• **Stated problem**
Reproduce verbatim the stretch of the listing from its first line through the line containing "- legend-dot: [1475, 245, 1485, 255]", with both of those lines included.

• **Provided records**
============================================================
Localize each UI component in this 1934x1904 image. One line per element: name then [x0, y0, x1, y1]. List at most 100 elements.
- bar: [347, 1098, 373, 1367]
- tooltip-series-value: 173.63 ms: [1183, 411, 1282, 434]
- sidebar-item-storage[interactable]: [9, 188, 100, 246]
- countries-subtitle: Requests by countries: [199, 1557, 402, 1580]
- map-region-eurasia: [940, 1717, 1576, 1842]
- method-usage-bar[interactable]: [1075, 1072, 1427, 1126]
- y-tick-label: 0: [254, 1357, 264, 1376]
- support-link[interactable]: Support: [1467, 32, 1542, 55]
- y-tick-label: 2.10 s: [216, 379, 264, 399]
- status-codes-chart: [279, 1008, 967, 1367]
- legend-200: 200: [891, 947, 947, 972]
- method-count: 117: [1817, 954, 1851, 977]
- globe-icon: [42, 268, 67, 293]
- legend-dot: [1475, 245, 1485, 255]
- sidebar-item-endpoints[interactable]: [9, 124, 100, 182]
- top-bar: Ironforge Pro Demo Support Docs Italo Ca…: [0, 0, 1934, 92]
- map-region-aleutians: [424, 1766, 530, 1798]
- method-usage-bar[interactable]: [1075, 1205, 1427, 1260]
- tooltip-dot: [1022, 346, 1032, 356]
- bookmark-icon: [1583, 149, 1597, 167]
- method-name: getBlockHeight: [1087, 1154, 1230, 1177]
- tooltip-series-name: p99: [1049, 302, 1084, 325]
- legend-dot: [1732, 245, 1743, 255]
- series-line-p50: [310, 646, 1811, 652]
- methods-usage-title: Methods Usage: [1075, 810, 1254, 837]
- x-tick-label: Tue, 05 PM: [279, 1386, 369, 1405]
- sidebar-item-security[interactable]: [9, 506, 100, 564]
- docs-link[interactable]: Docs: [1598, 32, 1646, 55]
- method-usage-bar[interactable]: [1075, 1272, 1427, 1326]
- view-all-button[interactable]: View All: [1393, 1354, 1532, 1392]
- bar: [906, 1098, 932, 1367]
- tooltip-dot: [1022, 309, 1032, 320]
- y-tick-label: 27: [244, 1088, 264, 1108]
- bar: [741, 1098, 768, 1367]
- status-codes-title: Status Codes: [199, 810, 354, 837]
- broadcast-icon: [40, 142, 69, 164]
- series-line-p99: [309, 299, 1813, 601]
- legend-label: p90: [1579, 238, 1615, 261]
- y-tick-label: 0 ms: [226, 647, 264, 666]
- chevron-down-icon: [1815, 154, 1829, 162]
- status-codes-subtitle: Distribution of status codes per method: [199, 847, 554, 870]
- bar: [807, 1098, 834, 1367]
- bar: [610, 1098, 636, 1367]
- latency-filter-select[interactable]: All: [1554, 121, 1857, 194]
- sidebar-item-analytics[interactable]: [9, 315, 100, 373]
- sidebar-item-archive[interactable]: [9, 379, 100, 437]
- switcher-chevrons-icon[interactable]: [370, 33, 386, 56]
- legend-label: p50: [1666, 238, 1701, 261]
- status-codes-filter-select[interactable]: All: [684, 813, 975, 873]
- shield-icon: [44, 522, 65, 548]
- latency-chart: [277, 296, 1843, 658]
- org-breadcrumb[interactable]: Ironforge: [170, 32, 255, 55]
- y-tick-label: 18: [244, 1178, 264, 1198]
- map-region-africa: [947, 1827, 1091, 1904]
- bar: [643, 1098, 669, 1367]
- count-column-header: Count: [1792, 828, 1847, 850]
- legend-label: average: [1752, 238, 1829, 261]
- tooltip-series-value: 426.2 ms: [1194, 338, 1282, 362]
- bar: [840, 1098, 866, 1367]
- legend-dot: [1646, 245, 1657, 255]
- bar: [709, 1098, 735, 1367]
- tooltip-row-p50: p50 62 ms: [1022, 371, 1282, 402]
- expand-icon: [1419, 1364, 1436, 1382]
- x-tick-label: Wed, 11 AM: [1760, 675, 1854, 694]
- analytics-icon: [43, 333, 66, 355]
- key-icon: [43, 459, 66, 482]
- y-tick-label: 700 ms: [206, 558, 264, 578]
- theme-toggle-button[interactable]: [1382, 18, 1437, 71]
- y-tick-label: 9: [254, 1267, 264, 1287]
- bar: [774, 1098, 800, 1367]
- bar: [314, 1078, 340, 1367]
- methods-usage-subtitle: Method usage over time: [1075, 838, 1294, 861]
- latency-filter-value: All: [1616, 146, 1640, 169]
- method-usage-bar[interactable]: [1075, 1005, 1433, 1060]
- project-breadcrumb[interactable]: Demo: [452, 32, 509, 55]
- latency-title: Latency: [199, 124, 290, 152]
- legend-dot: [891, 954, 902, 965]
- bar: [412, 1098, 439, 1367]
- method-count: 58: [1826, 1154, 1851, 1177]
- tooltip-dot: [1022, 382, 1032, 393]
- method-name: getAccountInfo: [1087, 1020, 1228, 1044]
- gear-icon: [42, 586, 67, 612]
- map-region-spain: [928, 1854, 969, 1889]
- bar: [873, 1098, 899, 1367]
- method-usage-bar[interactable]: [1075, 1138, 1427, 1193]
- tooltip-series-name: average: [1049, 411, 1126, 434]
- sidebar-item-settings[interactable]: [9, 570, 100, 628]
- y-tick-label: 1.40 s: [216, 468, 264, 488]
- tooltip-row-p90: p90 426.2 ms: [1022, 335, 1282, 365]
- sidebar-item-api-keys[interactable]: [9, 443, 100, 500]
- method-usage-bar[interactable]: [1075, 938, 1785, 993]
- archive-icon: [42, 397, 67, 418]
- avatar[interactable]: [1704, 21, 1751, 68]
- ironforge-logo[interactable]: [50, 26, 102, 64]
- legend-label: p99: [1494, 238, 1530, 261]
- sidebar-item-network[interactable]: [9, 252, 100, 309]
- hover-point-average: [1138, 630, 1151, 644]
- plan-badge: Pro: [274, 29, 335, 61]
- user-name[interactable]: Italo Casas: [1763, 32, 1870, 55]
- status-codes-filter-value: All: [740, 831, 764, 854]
============================================================
• **Result of this exercise**
Localize each UI component in this 1934x1904 image. One line per element: name then [x0, y0, x1, y1]. List at most 100 elements.
- bar: [347, 1098, 373, 1367]
- tooltip-series-value: 173.63 ms: [1183, 411, 1282, 434]
- sidebar-item-storage[interactable]: [9, 188, 100, 246]
- countries-subtitle: Requests by countries: [199, 1557, 402, 1580]
- map-region-eurasia: [940, 1717, 1576, 1842]
- method-usage-bar[interactable]: [1075, 1072, 1427, 1126]
- y-tick-label: 0: [254, 1357, 264, 1376]
- support-link[interactable]: Support: [1467, 32, 1542, 55]
- y-tick-label: 2.10 s: [216, 379, 264, 399]
- status-codes-chart: [279, 1008, 967, 1367]
- legend-200: 200: [891, 947, 947, 972]
- method-count: 117: [1817, 954, 1851, 977]
- globe-icon: [42, 268, 67, 293]
- legend-dot: [1475, 245, 1485, 255]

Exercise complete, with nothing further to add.